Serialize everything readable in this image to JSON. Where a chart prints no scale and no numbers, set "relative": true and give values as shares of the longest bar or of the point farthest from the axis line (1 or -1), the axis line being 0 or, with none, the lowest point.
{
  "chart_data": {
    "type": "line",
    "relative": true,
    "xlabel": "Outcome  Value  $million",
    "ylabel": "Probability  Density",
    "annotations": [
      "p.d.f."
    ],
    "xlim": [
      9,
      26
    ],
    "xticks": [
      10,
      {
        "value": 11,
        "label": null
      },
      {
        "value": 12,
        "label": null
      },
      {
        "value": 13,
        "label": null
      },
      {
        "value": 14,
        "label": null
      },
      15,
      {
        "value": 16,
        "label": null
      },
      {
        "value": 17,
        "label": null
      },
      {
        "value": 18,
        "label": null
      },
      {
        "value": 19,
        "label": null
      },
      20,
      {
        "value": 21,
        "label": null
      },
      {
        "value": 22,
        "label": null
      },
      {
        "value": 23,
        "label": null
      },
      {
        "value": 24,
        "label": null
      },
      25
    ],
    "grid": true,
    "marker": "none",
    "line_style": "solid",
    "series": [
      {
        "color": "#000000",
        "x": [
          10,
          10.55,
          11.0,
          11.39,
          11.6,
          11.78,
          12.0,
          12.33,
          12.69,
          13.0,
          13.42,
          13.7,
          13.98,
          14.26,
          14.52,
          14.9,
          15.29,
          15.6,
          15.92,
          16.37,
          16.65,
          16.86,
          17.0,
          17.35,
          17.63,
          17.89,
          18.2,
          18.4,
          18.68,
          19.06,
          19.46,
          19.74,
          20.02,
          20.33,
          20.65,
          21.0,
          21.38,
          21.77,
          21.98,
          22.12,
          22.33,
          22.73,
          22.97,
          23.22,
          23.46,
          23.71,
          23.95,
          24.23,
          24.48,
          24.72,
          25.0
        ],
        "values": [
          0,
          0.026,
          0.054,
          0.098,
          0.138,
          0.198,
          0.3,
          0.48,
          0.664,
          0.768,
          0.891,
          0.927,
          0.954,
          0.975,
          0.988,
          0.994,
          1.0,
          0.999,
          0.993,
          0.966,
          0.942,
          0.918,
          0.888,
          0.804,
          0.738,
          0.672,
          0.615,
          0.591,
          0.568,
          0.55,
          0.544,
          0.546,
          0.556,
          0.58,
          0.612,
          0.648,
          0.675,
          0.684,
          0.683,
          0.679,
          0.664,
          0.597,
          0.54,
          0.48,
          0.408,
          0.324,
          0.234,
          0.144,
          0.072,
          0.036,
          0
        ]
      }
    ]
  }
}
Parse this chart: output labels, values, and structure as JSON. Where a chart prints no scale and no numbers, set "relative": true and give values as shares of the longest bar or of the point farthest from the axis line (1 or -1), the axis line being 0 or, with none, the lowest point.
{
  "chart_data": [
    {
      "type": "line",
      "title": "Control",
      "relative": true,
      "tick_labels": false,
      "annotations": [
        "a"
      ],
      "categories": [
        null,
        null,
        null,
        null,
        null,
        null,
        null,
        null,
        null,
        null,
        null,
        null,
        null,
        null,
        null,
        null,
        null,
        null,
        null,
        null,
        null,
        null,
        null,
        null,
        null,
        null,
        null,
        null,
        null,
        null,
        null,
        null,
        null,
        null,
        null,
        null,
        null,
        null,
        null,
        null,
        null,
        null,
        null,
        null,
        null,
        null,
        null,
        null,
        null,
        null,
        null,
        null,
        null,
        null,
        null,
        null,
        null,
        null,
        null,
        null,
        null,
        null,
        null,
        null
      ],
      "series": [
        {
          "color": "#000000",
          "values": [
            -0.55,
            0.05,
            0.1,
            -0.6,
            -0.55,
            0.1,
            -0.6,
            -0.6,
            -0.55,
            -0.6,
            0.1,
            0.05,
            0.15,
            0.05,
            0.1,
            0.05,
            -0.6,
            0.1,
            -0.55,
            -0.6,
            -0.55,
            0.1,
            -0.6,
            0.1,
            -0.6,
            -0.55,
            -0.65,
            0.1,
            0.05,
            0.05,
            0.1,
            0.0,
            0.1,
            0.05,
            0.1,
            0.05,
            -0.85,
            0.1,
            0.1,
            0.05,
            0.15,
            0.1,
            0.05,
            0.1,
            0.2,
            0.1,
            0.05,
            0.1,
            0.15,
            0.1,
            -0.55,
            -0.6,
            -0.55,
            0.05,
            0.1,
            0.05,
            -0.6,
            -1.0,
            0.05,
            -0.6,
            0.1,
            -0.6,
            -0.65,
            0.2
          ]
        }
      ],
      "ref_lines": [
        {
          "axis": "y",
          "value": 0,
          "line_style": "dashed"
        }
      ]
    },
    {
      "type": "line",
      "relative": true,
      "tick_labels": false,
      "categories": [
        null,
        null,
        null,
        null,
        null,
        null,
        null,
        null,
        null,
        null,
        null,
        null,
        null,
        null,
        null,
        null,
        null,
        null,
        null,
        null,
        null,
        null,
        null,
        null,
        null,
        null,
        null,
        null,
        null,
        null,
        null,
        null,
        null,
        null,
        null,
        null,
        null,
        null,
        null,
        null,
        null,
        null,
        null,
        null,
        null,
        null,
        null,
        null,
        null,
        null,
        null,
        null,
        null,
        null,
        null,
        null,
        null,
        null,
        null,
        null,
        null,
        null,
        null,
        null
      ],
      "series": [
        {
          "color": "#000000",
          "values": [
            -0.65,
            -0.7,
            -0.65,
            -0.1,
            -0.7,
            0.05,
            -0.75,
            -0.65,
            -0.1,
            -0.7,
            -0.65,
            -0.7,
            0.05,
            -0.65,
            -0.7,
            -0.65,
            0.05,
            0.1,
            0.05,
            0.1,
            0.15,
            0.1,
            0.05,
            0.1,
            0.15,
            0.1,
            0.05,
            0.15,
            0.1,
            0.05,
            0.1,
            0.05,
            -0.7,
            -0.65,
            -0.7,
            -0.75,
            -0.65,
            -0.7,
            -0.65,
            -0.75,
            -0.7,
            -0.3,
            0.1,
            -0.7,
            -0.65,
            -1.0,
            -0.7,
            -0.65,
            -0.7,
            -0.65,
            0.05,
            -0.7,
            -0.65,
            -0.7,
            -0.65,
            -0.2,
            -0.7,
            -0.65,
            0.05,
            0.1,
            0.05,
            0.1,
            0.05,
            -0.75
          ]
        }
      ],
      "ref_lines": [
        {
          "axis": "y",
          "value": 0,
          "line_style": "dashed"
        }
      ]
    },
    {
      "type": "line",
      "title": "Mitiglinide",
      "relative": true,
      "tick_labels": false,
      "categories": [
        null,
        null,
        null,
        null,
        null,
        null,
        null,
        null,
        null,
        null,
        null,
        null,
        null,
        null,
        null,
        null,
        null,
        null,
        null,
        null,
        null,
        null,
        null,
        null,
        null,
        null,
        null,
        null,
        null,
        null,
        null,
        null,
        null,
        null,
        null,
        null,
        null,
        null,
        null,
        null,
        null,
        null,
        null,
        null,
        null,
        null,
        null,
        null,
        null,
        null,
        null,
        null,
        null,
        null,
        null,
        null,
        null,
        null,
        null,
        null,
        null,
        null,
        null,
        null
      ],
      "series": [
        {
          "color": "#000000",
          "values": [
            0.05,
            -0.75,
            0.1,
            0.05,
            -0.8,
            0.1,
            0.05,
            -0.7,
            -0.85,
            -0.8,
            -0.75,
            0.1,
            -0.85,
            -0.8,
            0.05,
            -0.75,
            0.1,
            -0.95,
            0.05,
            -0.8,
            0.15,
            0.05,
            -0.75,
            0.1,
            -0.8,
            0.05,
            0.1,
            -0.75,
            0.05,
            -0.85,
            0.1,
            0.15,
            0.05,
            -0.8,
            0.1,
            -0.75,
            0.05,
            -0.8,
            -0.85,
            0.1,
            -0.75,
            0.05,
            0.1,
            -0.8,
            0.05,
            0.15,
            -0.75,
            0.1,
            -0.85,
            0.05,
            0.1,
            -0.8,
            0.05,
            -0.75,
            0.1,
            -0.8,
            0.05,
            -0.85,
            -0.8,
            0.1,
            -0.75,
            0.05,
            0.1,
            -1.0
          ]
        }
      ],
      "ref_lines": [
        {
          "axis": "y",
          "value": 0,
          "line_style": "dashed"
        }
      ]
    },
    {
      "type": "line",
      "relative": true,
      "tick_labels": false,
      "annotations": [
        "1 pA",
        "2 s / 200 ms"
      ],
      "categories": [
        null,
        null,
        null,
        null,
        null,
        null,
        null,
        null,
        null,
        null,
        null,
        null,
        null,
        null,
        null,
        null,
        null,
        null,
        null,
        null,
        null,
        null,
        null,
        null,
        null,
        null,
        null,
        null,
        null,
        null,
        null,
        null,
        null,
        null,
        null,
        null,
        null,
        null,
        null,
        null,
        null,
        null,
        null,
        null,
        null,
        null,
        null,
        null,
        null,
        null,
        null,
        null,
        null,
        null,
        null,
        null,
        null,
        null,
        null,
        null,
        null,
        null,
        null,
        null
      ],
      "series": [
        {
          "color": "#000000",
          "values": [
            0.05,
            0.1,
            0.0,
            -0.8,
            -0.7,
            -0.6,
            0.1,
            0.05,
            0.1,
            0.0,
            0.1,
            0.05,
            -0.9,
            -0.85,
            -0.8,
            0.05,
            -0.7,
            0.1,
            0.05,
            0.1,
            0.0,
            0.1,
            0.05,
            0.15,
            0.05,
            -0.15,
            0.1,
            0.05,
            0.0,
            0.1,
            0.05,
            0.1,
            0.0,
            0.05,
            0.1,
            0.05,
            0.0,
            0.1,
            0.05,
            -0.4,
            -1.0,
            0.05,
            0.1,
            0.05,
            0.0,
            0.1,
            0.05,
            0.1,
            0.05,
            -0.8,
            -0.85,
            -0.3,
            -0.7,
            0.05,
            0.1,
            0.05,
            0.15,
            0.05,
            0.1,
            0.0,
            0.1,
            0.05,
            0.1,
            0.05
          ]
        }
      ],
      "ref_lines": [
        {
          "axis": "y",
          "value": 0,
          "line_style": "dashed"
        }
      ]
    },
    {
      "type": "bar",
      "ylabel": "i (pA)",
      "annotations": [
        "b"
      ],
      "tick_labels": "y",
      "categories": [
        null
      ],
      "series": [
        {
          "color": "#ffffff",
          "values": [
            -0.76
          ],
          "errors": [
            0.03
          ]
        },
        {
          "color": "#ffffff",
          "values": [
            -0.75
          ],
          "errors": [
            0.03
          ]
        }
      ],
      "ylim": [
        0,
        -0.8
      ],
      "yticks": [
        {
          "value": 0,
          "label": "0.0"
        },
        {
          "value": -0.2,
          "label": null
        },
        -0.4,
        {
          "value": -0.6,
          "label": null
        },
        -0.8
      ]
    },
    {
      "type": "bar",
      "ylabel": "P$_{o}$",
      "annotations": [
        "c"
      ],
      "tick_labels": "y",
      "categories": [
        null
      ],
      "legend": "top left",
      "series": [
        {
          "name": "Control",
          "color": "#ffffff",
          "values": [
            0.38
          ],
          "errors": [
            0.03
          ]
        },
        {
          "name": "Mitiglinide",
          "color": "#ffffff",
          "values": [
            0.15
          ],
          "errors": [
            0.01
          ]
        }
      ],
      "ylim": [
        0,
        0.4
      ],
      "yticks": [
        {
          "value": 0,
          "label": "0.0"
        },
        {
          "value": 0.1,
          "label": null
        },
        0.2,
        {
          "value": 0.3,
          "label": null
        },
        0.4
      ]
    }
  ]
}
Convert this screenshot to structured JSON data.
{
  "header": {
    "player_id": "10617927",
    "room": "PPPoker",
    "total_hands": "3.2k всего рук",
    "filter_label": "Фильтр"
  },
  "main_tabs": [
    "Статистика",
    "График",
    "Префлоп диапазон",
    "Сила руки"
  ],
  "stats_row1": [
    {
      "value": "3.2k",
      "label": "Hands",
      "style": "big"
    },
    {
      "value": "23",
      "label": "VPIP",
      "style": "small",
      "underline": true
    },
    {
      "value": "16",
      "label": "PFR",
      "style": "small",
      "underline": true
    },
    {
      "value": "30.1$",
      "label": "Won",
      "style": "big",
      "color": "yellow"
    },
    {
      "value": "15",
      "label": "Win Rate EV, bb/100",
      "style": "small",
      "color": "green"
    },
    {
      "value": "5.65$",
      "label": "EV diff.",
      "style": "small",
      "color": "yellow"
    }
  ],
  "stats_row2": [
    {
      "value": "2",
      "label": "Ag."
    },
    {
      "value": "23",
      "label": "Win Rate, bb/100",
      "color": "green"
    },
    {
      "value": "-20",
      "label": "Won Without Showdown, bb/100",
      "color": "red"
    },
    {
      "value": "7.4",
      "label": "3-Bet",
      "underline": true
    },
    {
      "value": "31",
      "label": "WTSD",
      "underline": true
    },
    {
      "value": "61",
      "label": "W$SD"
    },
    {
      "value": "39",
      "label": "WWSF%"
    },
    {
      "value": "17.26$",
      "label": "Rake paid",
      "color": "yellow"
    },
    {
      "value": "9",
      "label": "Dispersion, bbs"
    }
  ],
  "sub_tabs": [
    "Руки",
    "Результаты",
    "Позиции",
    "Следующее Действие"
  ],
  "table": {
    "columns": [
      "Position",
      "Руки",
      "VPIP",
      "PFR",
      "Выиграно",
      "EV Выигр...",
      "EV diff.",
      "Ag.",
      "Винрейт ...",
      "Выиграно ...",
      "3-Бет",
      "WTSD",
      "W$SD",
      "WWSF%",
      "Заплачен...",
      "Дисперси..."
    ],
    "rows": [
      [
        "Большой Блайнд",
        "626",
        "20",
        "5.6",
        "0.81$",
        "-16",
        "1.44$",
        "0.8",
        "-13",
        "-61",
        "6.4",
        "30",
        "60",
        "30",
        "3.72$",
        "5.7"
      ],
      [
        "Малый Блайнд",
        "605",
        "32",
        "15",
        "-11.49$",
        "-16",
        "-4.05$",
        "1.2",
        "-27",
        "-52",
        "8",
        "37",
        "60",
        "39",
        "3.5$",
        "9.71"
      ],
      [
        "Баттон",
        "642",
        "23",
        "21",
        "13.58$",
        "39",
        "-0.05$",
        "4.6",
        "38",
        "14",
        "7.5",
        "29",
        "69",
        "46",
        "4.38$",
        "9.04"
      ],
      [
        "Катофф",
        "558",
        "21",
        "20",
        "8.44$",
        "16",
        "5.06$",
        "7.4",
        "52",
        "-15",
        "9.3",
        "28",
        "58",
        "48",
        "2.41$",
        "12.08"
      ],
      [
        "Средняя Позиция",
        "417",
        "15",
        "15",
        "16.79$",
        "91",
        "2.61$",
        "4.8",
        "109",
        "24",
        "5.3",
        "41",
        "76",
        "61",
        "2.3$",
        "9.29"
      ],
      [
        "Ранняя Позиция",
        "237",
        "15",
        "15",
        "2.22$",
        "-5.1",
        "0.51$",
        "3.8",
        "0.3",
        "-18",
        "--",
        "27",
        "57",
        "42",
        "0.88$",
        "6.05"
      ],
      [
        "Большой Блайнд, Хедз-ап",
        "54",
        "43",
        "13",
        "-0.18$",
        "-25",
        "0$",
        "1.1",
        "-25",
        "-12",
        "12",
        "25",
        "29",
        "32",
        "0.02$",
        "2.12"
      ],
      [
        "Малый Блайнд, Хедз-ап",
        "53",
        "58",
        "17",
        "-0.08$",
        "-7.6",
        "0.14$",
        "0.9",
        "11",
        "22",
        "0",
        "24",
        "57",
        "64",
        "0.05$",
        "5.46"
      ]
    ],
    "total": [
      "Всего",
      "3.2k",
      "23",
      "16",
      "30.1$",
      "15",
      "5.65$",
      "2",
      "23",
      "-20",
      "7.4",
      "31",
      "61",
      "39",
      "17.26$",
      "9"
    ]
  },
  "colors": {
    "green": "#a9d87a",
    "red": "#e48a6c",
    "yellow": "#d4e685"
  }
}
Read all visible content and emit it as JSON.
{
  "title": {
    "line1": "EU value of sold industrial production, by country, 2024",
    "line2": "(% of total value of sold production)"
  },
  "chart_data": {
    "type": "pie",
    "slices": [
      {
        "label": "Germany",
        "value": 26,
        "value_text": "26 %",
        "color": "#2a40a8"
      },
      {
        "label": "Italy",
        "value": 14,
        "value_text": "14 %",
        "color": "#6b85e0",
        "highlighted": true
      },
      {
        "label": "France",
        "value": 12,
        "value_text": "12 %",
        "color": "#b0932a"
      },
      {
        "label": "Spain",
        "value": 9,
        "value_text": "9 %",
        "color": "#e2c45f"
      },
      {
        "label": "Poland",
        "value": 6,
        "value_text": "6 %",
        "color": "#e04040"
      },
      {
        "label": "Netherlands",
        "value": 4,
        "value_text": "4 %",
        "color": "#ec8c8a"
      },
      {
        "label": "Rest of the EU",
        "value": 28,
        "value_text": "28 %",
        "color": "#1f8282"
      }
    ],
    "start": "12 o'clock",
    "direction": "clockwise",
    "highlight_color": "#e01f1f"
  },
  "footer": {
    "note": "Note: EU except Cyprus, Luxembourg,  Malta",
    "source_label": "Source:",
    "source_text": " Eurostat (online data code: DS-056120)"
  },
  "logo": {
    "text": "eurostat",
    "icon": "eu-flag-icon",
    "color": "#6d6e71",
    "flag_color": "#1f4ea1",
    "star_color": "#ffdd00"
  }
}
===============
To be done
Pull every line containing "point" out of the records.

Written answer
Serialize everything readable in this image to JSON. Where a chart prints no scale and no numbers, set "relative": true and give values as shares of the longest bar or of the point farthest from the axis line (1 or -1), the axis line being 0 or, with none, the lowest point.
Parse this chart: output labels, values, and structure as JSON. Where a chart prints no scale and no numbers, set "relative": true and give values as shares of the longest bar or of the point farthest from the axis line (1 or -1), the axis line being 0 or, with none, the lowest point.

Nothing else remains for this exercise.